*To do*: Every line that contains the word "impares" should be copied out.

..............................

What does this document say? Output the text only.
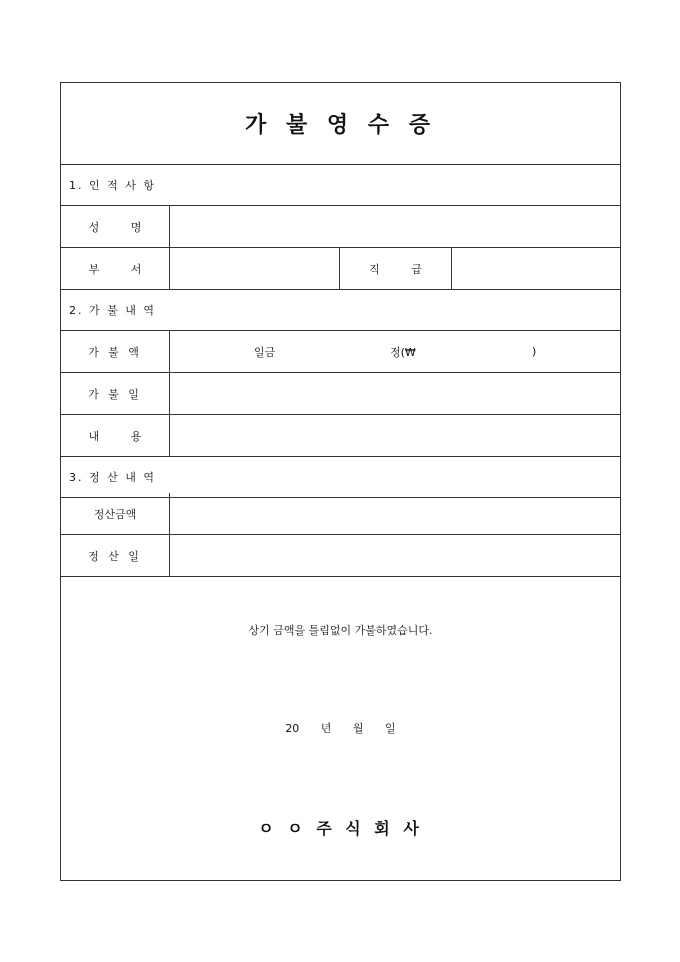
가 불 영 수 증
1. 인 적 사 항
성 명
부 서	직 급
2. 가 불 내 역
가 불 액	일금	정(₩	)
가 불 일
내 용
3. 정 산 내 역
정산금액
정 산 일
상기 금액을 틀림없이 가불하였습니다.
20 년 월 일
ㅇ ㅇ 주 식 회 사
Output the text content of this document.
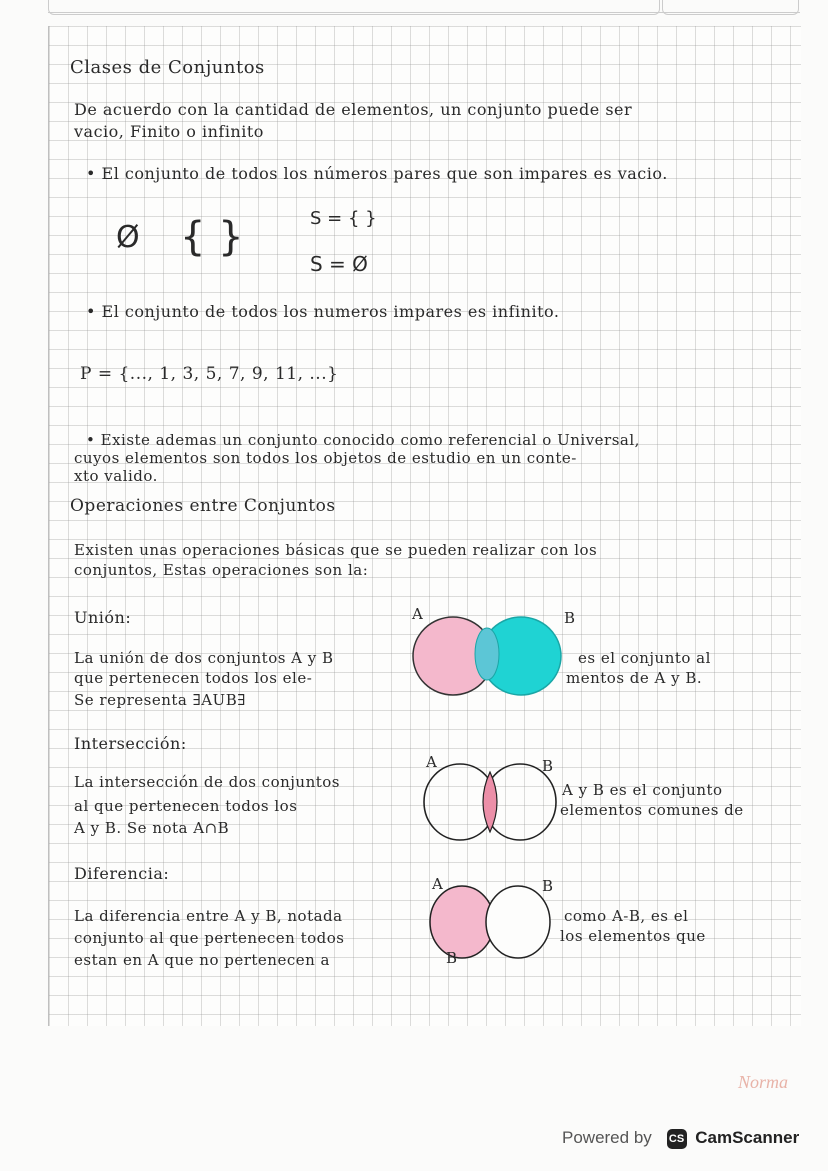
Clases de Conjuntos
De acuerdo con la cantidad de elementos, un conjunto puede ser
vacio, Finito o infinito
• El conjunto de todos los números pares que son impares es vacio.
Ø { }	S = { }
S = Ø
• El conjunto de todos los numeros impares es infinito.
P = {..., 1, 3, 5, 7, 9, 11, ...}
• Existe ademas un conjunto conocido como referencial o Universal,
cuyos elementos son todos los objetos de estudio en un conte-
xto valido.
Operaciones entre Conjuntos
Existen unas operaciones básicas que se pueden realizar con los
conjuntos, Estas operaciones son la:
Unión:	A	B
La unión de dos conjuntos A y B
que pertenecen todos los ele-
Se representa ∃AUB∃
es el conjunto al
mentos de A y B.
Intersección:
A	B
La intersección de dos conjuntos
al que pertenecen todos los
A y B. Se nota A∩B
A y B es el conjunto
elementos comunes de
Diferencia:
A	B
La diferencia entre A y B, notada
conjunto al que pertenecen todos
estan en A que no pertenecen a	B
como A-B, es el
los elementos que
Norma
Powered by CS CamScanner
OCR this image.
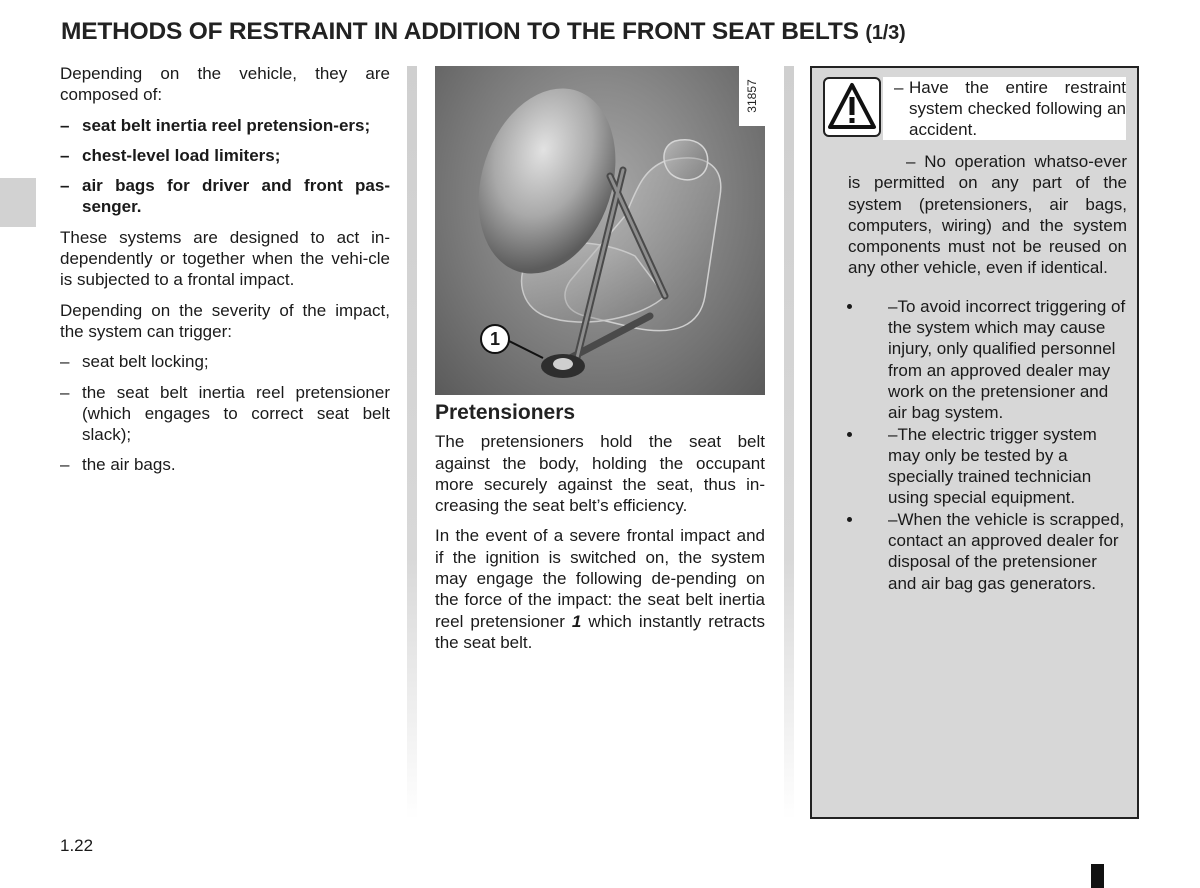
METHODS OF RESTRAINT IN ADDITION TO THE FRONT SEAT BELTS (1/3)

Depending on the vehicle, they are composed of:

– seat belt inertia reel pretension-ers;
– chest-level load limiters;
– air bags for driver and front pas-senger.

These systems are designed to act in-dependently or together when the vehi-cle is subjected to a frontal impact.

Depending on the severity of the impact, the system can trigger:

– seat belt locking;
– the seat belt inertia reel pretensioner (which engages to correct seat belt slack);
– the air bags.
31857
1
Pretensioners

The pretensioners hold the seat belt against the body, holding the occupant more securely against the seat, thus in-creasing the seat belt’s efficiency.

In the event of a severe frontal impact and if the ignition is switched on, the system may engage the following de-pending on the force of the impact: the seat belt inertia reel pretensioner 1 which instantly retracts the seat belt.

– Have the entire restraint system checked following an accident.

– No operation whatso-ever is permitted on any part of the system (pretensioners, air bags, computers, wiring) and the system components must not be reused on any other vehicle, even if identical.

• –To avoid incorrect triggering of the system which may cause injury, only qualified personnel from an approved dealer may work on the pretensioner and air bag system.
• –The electric trigger system may only be tested by a specially trained technician using special equipment.
• –When the vehicle is scrapped, contact an approved dealer for disposal of the pretensioner and air bag gas generators.
1.22
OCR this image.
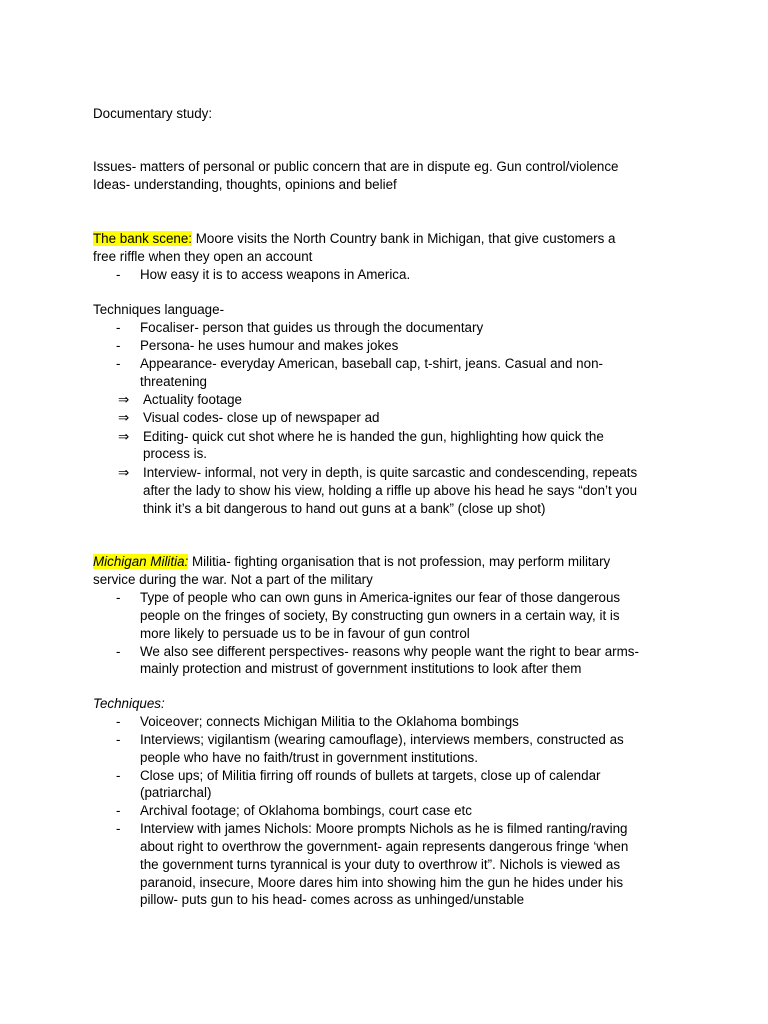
Documentary study:
Issues- matters of personal or public concern that are in dispute eg. Gun control/violence
Ideas- understanding, thoughts, opinions and belief
The bank scene: Moore visits the North Country bank in Michigan, that give customers a
free riffle when they open an account
- How easy it is to access weapons in America.
Techniques language-
- Focaliser- person that guides us through the documentary
- Persona- he uses humour and makes jokes
- Appearance- everyday American, baseball cap, t-shirt, jeans. Casual and non-
threatening
⇒ Actuality footage
⇒ Visual codes- close up of newspaper ad
⇒ Editing- quick cut shot where he is handed the gun, highlighting how quick the
process is.
⇒ Interview- informal, not very in depth, is quite sarcastic and condescending, repeats
after the lady to show his view, holding a riffle up above his head he says “don’t you
think it’s a bit dangerous to hand out guns at a bank” (close up shot)
Michigan Militia: Militia- fighting organisation that is not profession, may perform military
service during the war. Not a part of the military
- Type of people who can own guns in America-ignites our fear of those dangerous
people on the fringes of society, By constructing gun owners in a certain way, it is
more likely to persuade us to be in favour of gun control
- We also see different perspectives- reasons why people want the right to bear arms-
mainly protection and mistrust of government institutions to look after them
Techniques:
- Voiceover; connects Michigan Militia to the Oklahoma bombings
- Interviews; vigilantism (wearing camouflage), interviews members, constructed as
people who have no faith/trust in government institutions.
- Close ups; of Militia firring off rounds of bullets at targets, close up of calendar
(patriarchal)
- Archival footage; of Oklahoma bombings, court case etc
- Interview with james Nichols: Moore prompts Nichols as he is filmed ranting/raving
about right to overthrow the government- again represents dangerous fringe ‘when
the government turns tyrannical is your duty to overthrow it”. Nichols is viewed as
paranoid, insecure, Moore dares him into showing him the gun he hides under his
pillow- puts gun to his head- comes across as unhinged/unstable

..............................

*Answer to the problem*:
• El conjunto de todos los números pares que son impares es vacio.
• El conjunto de todos los numeros impares es infinito.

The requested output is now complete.